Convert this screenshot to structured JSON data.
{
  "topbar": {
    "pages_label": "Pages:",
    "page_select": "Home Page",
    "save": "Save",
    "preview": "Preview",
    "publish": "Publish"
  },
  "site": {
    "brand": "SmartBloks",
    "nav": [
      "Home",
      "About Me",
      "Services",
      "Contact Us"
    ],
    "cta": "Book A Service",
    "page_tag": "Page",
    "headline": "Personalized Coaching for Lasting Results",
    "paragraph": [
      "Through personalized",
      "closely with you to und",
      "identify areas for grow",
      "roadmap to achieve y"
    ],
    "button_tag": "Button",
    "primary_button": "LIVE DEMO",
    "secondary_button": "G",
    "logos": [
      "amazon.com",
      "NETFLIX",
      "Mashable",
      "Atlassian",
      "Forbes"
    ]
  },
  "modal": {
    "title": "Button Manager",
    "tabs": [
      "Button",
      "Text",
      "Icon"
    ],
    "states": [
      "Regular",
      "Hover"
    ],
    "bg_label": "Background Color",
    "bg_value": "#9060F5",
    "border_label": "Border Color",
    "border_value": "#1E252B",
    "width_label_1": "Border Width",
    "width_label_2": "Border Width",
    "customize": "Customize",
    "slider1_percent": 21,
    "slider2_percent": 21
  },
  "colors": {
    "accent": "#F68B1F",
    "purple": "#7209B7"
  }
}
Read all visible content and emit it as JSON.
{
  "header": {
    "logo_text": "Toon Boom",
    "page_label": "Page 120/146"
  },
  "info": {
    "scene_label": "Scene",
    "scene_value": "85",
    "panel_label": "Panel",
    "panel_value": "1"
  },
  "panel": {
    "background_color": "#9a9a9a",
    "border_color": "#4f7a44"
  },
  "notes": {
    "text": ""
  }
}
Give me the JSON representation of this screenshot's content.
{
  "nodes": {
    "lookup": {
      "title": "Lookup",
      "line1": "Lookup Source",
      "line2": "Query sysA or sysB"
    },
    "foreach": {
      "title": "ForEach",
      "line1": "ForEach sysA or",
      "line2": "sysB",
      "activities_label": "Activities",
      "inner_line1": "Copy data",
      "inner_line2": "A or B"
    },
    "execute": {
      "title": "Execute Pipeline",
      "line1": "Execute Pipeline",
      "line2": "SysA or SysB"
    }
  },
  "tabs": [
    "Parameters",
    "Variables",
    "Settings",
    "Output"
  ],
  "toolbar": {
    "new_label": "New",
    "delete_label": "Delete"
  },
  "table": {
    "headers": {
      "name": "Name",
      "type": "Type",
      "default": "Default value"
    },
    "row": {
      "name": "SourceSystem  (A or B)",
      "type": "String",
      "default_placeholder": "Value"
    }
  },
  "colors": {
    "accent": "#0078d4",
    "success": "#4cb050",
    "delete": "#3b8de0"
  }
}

────────────────

◆ EXERCISE PROMPT ◆
Repeat only the lines from the one holding "Give me the" through the last line of the data.

◆ TASK RESPONSE ◆
Give me the JSON representation of this screenshot's content.
{
  "nodes": {
    "lookup": {
      "title": "Lookup",
      "line1": "Lookup Source",
      "line2": "Query sysA or sysB"
    },
    "foreach": {
      "title": "ForEach",
      "line1": "ForEach sysA or",
      "line2": "sysB",
      "activities_label": "Activities",
      "inner_line1": "Copy data",
      "inner_line2": "A or B"
    },
    "execute": {
      "title": "Execute Pipeline",
      "line1": "Execute Pipeline",
      "line2": "SysA or SysB"
    }
  },
  "tabs": [
    "Parameters",
    "Variables",
    "Settings",
    "Output"
  ],
  "toolbar": {
    "new_label": "New",
    "delete_label": "Delete"
  },
  "table": {
    "headers": {
      "name": "Name",
      "type": "Type",
      "default": "Default value"
    },
    "row": {
      "name": "SourceSystem  (A or B)",
      "type": "String",
      "default_placeholder": "Value"
    }
  },
  "colors": {
    "accent": "#0078d4",
    "success": "#4cb050",
    "delete": "#3b8de0"
  }
}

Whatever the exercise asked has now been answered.